Transcribe each record below word for word.
## Start Recorded data
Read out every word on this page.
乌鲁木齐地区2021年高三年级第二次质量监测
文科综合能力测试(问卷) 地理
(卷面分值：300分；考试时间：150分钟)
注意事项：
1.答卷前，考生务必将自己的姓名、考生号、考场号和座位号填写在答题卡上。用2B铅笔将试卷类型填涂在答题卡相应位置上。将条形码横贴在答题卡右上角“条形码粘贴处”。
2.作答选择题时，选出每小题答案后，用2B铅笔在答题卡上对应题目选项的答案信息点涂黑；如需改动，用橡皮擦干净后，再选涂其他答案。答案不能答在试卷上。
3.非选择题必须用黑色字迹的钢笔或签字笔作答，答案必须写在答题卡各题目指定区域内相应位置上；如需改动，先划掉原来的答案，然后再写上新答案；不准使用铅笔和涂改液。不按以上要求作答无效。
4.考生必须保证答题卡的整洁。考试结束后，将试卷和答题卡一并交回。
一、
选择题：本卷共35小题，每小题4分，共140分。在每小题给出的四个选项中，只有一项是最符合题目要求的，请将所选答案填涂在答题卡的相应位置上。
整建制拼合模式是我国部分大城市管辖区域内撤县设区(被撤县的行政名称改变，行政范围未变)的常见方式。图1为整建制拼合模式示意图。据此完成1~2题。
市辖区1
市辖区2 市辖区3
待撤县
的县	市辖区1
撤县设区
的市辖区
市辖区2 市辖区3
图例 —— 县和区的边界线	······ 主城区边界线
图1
## End Recorded data
**The completed task**
Read out every word on this page.
乌鲁木齐地区2021年高三年级第二次质量监测
文科综合能力测试(问卷) 地理
(卷面分值：300分；考试时间：150分钟)
注意事项：
1.答卷前，考生务必将自己的姓名、考生号、考场号和座位号填写在答题卡上。用2B铅笔将试卷类型填涂在答题卡相应位置上。将条形码横贴在答题卡右上角“条形码粘贴处”。
2.作答选择题时，选出每小题答案后，用2B铅笔在答题卡上对应题目选项的答案信息点涂黑；如需改动，用橡皮擦干净后，再选涂其他答案。答案不能答在试卷上。
3.非选择题必须用黑色字迹的钢笔或签字笔作答，答案必须写在答题卡各题目指定区域内相应位置上；如需改动，先划掉原来的答案，然后再写上新答案；不准使用铅笔和涂改液。不按以上要求作答无效。
4.考生必须保证答题卡的整洁。考试结束后，将试卷和答题卡一并交回。
一、
选择题：本卷共35小题，每小题4分，共140分。在每小题给出的四个选项中，只有一项是最符合题目要求的，请将所选答案填涂在答题卡的相应位置上。
整建制拼合模式是我国部分大城市管辖区域内撤县设区(被撤县的行政名称改变，行政范围未变)的常见方式。图1为整建制拼合模式示意图。据此完成1~2题。
市辖区1
市辖区2 市辖区3
待撤县
的县	市辖区1
撤县设区
的市辖区
市辖区2 市辖区3
图例 —— 县和区的边界线	······ 主城区边界线
图1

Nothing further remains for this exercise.